→ **WHAT TO DO**
From the entries below, copy out every line with "search" in it.

→ **WORKING DATA**
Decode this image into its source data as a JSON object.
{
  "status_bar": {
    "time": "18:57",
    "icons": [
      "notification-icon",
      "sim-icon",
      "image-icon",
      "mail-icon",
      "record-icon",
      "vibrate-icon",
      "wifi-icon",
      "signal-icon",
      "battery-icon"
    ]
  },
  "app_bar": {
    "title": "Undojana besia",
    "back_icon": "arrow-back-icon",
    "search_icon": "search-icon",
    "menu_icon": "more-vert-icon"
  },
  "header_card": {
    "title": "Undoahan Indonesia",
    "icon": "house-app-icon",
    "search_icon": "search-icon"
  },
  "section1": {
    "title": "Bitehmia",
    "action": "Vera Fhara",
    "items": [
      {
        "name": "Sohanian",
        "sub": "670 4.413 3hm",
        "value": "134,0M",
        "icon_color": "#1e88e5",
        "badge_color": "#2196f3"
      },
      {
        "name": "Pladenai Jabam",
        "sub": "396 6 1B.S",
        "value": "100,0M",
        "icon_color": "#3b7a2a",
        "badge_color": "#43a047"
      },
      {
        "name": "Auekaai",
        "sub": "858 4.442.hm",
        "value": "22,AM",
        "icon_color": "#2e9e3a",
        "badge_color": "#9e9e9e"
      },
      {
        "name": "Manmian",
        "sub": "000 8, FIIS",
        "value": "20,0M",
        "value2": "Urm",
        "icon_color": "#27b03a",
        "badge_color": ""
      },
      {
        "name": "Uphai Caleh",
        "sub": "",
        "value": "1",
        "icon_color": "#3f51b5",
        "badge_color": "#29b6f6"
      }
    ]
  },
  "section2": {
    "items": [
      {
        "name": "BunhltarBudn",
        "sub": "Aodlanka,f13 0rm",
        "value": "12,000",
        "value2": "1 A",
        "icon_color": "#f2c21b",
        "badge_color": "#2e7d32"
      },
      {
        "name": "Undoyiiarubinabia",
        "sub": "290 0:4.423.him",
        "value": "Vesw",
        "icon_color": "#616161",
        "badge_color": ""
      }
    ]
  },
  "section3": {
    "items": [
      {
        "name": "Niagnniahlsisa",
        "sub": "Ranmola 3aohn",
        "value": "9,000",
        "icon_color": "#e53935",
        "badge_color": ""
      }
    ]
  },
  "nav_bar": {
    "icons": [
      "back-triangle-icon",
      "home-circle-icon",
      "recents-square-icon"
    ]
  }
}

→ **PROBLEM SOLUTION**
    "search_icon": "search-icon",
    "search_icon": "search-icon"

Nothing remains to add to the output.